EXERCISE PROMPT — Take the material and output all of it exactly.

[Stored entries]
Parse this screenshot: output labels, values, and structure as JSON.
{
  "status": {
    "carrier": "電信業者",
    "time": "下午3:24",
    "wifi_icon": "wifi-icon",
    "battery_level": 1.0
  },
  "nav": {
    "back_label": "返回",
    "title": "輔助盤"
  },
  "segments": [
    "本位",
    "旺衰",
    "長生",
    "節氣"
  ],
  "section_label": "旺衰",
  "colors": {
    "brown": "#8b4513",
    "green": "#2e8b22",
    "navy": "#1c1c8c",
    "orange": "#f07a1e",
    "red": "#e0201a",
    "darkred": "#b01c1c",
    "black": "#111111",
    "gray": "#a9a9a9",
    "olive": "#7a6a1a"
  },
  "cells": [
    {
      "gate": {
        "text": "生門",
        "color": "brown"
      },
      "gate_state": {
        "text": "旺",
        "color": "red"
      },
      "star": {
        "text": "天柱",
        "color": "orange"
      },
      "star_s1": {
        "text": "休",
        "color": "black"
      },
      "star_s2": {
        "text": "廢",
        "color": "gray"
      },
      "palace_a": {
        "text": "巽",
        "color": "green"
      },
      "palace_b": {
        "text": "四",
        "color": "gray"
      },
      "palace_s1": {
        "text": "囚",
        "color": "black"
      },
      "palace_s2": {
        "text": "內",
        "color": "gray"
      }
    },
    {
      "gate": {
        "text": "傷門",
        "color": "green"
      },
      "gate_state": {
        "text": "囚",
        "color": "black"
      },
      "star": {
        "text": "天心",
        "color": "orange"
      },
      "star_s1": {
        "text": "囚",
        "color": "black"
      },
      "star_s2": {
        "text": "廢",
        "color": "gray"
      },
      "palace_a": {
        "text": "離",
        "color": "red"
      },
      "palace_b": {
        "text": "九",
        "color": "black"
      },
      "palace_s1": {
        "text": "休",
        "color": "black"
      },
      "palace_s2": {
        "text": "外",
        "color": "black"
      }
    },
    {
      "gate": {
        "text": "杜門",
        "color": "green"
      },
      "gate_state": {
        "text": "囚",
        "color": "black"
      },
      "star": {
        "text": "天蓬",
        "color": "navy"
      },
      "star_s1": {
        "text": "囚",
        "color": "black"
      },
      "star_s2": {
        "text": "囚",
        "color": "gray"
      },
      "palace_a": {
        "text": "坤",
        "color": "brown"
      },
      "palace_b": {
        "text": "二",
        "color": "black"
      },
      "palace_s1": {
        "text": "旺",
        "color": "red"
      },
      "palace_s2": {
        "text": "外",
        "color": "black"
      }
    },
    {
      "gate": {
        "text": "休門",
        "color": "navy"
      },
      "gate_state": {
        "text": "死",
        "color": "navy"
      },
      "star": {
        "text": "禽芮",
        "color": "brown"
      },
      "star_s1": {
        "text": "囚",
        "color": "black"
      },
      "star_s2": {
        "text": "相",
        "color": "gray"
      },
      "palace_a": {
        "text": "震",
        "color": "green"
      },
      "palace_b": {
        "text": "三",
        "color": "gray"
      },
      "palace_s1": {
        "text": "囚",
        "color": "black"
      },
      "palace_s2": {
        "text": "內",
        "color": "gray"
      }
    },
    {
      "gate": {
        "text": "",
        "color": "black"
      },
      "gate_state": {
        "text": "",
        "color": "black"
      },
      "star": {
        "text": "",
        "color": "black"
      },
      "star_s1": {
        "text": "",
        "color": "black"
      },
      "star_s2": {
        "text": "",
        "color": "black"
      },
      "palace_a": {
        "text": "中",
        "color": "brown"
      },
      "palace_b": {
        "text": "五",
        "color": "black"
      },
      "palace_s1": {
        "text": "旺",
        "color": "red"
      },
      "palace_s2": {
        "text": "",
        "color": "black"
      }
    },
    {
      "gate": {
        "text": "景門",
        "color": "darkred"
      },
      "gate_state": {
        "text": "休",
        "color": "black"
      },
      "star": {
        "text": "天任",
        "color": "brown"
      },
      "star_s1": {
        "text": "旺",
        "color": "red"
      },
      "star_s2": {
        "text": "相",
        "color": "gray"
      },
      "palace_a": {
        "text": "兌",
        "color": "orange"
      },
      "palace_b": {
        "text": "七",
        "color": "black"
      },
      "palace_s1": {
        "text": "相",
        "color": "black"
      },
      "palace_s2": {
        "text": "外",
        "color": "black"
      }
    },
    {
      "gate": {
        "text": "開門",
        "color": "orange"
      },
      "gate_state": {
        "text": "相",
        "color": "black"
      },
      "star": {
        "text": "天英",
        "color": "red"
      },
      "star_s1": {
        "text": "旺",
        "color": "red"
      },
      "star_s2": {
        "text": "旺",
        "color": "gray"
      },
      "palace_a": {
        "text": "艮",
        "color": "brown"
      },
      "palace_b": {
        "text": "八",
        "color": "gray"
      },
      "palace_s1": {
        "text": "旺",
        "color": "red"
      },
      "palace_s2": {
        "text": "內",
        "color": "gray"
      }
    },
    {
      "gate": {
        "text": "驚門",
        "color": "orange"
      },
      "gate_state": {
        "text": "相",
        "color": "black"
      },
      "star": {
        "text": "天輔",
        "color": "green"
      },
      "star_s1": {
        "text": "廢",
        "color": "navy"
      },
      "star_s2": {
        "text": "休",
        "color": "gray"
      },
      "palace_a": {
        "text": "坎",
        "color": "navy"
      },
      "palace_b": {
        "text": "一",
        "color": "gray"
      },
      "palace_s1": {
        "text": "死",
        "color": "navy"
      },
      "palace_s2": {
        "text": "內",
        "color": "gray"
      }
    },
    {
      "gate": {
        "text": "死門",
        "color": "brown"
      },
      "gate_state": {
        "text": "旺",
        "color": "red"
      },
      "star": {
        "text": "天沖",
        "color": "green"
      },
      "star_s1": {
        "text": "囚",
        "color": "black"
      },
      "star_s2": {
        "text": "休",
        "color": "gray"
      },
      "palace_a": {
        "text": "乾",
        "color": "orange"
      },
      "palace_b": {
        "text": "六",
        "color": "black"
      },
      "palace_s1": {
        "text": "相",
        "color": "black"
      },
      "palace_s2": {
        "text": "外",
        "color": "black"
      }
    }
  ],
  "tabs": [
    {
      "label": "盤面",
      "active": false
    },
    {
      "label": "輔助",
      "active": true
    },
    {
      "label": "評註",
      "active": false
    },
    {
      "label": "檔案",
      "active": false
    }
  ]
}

CORRECT ANSWER —
Parse this screenshot: output labels, values, and structure as JSON.
{
  "status": {
    "carrier": "電信業者",
    "time": "下午3:24",
    "wifi_icon": "wifi-icon",
    "battery_level": 1.0
  },
  "nav": {
    "back_label": "返回",
    "title": "輔助盤"
  },
  "segments": [
    "本位",
    "旺衰",
    "長生",
    "節氣"
  ],
  "section_label": "旺衰",
  "colors": {
    "brown": "#8b4513",
    "green": "#2e8b22",
    "navy": "#1c1c8c",
    "orange": "#f07a1e",
    "red": "#e0201a",
    "darkred": "#b01c1c",
    "black": "#111111",
    "gray": "#a9a9a9",
    "olive": "#7a6a1a"
  },
  "cells": [
    {
      "gate": {
        "text": "生門",
        "color": "brown"
      },
      "gate_state": {
        "text": "旺",
        "color": "red"
      },
      "star": {
        "text": "天柱",
        "color": "orange"
      },
      "star_s1": {
        "text": "休",
        "color": "black"
      },
      "star_s2": {
        "text": "廢",
        "color": "gray"
      },
      "palace_a": {
        "text": "巽",
        "color": "green"
      },
      "palace_b": {
        "text": "四",
        "color": "gray"
      },
      "palace_s1": {
        "text": "囚",
        "color": "black"
      },
      "palace_s2": {
        "text": "內",
        "color": "gray"
      }
    },
    {
      "gate": {
        "text": "傷門",
        "color": "green"
      },
      "gate_state": {
        "text": "囚",
        "color": "black"
      },
      "star": {
        "text": "天心",
        "color": "orange"
      },
      "star_s1": {
        "text": "囚",
        "color": "black"
      },
      "star_s2": {
        "text": "廢",
        "color": "gray"
      },
      "palace_a": {
        "text": "離",
        "color": "red"
      },
      "palace_b": {
        "text": "九",
        "color": "black"
      },
      "palace_s1": {
        "text": "休",
        "color": "black"
      },
      "palace_s2": {
        "text": "外",
        "color": "black"
      }
    },
    {
      "gate": {
        "text": "杜門",
        "color": "green"
      },
      "gate_state": {
        "text": "囚",
        "color": "black"
      },
      "star": {
        "text": "天蓬",
        "color": "navy"
      },
      "star_s1": {
        "text": "囚",
        "color": "black"
      },
      "star_s2": {
        "text": "囚",
        "color": "gray"
      },
      "palace_a": {
        "text": "坤",
        "color": "brown"
      },
      "palace_b": {
        "text": "二",
        "color": "black"
      },
      "palace_s1": {
        "text": "旺",
        "color": "red"
      },
      "palace_s2": {
        "text": "外",
        "color": "black"
      }
    },
    {
      "gate": {
        "text": "休門",
        "color": "navy"
      },
      "gate_state": {
        "text": "死",
        "color": "navy"
      },
      "star": {
        "text": "禽芮",
        "color": "brown"
      },
      "star_s1": {
        "text": "囚",
        "color": "black"
      },
      "star_s2": {
        "text": "相",
        "color": "gray"
      },
      "palace_a": {
        "text": "震",
        "color": "green"
      },
      "palace_b": {
        "text": "三",
        "color": "gray"
      },
      "palace_s1": {
        "text": "囚",
        "color": "black"
      },
      "palace_s2": {
        "text": "內",
        "color": "gray"
      }
    },
    {
      "gate": {
        "text": "",
        "color": "black"
      },
      "gate_state": {
        "text": "",
        "color": "black"
      },
      "star": {
        "text": "",
        "color": "black"
      },
      "star_s1": {
        "text": "",
        "color": "black"
      },
      "star_s2": {
        "text": "",
        "color": "black"
      },
      "palace_a": {
        "text": "中",
        "color": "brown"
      },
      "palace_b": {
        "text": "五",
        "color": "black"
      },
      "palace_s1": {
        "text": "旺",
        "color": "red"
      },
      "palace_s2": {
        "text": "",
        "color": "black"
      }
    },
    {
      "gate": {
        "text": "景門",
        "color": "darkred"
      },
      "gate_state": {
        "text": "休",
        "color": "black"
      },
      "star": {
        "text": "天任",
        "color": "brown"
      },
      "star_s1": {
        "text": "旺",
        "color": "red"
      },
      "star_s2": {
        "text": "相",
        "color": "gray"
      },
      "palace_a": {
        "text": "兌",
        "color": "orange"
      },
      "palace_b": {
        "text": "七",
        "color": "black"
      },
      "palace_s1": {
        "text": "相",
        "color": "black"
      },
      "palace_s2": {
        "text": "外",
        "color": "black"
      }
    },
    {
      "gate": {
        "text": "開門",
        "color": "orange"
      },
      "gate_state": {
        "text": "相",
        "color": "black"
      },
      "star": {
        "text": "天英",
        "color": "red"
      },
      "star_s1": {
        "text": "旺",
        "color": "red"
      },
      "star_s2": {
        "text": "旺",
        "color": "gray"
      },
      "palace_a": {
        "text": "艮",
        "color": "brown"
      },
      "palace_b": {
        "text": "八",
        "color": "gray"
      },
      "palace_s1": {
        "text": "旺",
        "color": "red"
      },
      "palace_s2": {
        "text": "內",
        "color": "gray"
      }
    },
    {
      "gate": {
        "text": "驚門",
        "color": "orange"
      },
      "gate_state": {
        "text": "相",
        "color": "black"
      },
      "star": {
        "text": "天輔",
        "color": "green"
      },
      "star_s1": {
        "text": "廢",
        "color": "navy"
      },
      "star_s2": {
        "text": "休",
        "color": "gray"
      },
      "palace_a": {
        "text": "坎",
        "color": "navy"
      },
      "palace_b": {
        "text": "一",
        "color": "gray"
      },
      "palace_s1": {
        "text": "死",
        "color": "navy"
      },
      "palace_s2": {
        "text": "內",
        "color": "gray"
      }
    },
    {
      "gate": {
        "text": "死門",
        "color": "brown"
      },
      "gate_state": {
        "text": "旺",
        "color": "red"
      },
      "star": {
        "text": "天沖",
        "color": "green"
      },
      "star_s1": {
        "text": "囚",
        "color": "black"
      },
      "star_s2": {
        "text": "休",
        "color": "gray"
      },
      "palace_a": {
        "text": "乾",
        "color": "orange"
      },
      "palace_b": {
        "text": "六",
        "color": "black"
      },
      "palace_s1": {
        "text": "相",
        "color": "black"
      },
      "palace_s2": {
        "text": "外",
        "color": "black"
      }
    }
  ],
  "tabs": [
    {
      "label": "盤面",
      "active": false
    },
    {
      "label": "輔助",
      "active": true
    },
    {
      "label": "評註",
      "active": false
    },
    {
      "label": "檔案",
      "active": false
    }
  ]
}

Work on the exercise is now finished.